[begin Document]

The difference between calling something legal and calling it “permitted to go unpunished” has parallels in a number of the other particularized case accounts. For example, the Italian Constitutional Court, in coming to terms with the ECJ assertion that even the Italian constitution must give way to the ECJ’s interpretation of the demands of the European Economic Community (EEC) Treaty and EEC law, produced another ruling that is likely to strike American readers as a legal fiction: In Italy’s constitution, “judicial review” of legislation for constitutionality is reserved to the Italian Constitutional Court, but since the ECJ ruled that national laws in conflict with Eurolaw must be treated by all judges as invalid, the Constitutional Court simply ordered ordinary judges in Italy to “ignore” any law that conflicts with EEC law (rather than declare it void, which declaration would usurp its own prerogatives!) (Sweet 166-68 and note 11).
The limitations of space in this essay do not permit doing justice to the many intriguing case stories included in this book. They alone would warrant the cost of purchase, because they shed so much helpful light on the actual judicial-legislative interaction that lies at the heart of the “judicialization of politics” in Europe.
Ran Hirschl’s Explanation .
Ran Hirschl’s book expands our focus beyond Europe, offering the salutary reminder that the move toward “juristocracy” is a truly global trend. Hirschl looks at the supreme courts of Israel, New Zealand, the Republic of South Africa, and Canada, and does so with more detail and greater depth than either of the other two volumes. It is a truly impressive piece of research, comprehensive in coverage of the relevant scholarship, cogently argued and elegantly presented.
Like Sweet, Hirschl is promoting a thesis. He first wants to understand what political forces moved countries to amend constitutions to empower judges to throw out democratically enacted laws where those countries were not caught up in other fundamental transitions-such as the need to develop a postcolonial, or post-dictatorship, or post-Communist constitution. Second, he wants to know what sorts of policy consequences ensue from the adoption of judicial review. He believes he has figured out the answers and he pushes them hard, and usually convincingly.

[end Document]

▶ [Problems]:
A - Answer these questions from the essay on judicial power:
(i) What did the Italian Constitutional Court order ordinary judges to do with a law that conflicts with EEC law?
(ii) Which four countries' supreme courts does Hirschl examine?
(iii) What is the second thing Hirschl wants to know?
B - Carry the essay on judicial power forward from its final sentence.

[begin Material provided]

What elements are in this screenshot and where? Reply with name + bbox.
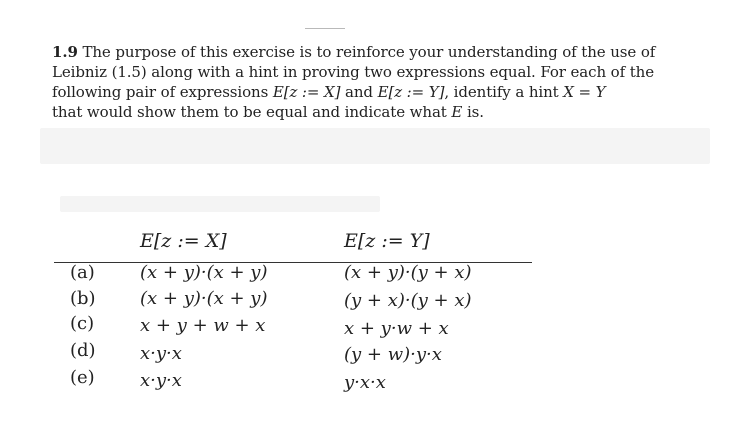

[end Material provided]

▶ [Answers to each task]:
A -
(i) It ordered them to ignore such a law rather than declare it void.
(ii) Israel, New Zealand, the Republic of South Africa, and Canada.
(iii) What sorts of policy consequences ensue from the adoption of judicial review.

B -
His answer to the first query is that in countries where hegemonic elites observe the rising power of competing groups, groups who do not share their fundamental values and worldview, the hegemonic elites seek to entrench their fundamental values above the vagaries of majority rule. They make this move before the majority supportive of their leadership gives way to what might be called the “rising” majority; in effect, they are entrenching values supported by the majority before it becomes too late to garner majority support for these values.
This thesis differs from, although it has parallels with, the “thin political” rational choice explanation that one often sees: namely, political parties or groups that have been dominant in dictatorial (or other) situations willingly entrench judicial power to protect themselves from later retaliation from their enemies, and they do so in alliance with groups that fear regression back to dictatorship. Their hope is that neutral judges committed to rule-of-law rights will give them a fairer shake than their unchecked political enemies would.12 Hirschl does not disagree with these accounts so much as he finds them incomplete. They cannot explain why legislative forces in countries such as England or Canada that get along for centuries without judicial review and with liberal rights generally honored would suddenly adopt entrenched bills of rights to be enforced against legislatures by courts. Moreover, they fail to take account of cleavages in other domains than electoral conflict, such as cultural and social cleavages. Finally, they fail to pay adequate attention to the political influence wielded by judicial elites and economic elites in bringing about transitions to juristocracy (Ch. 2).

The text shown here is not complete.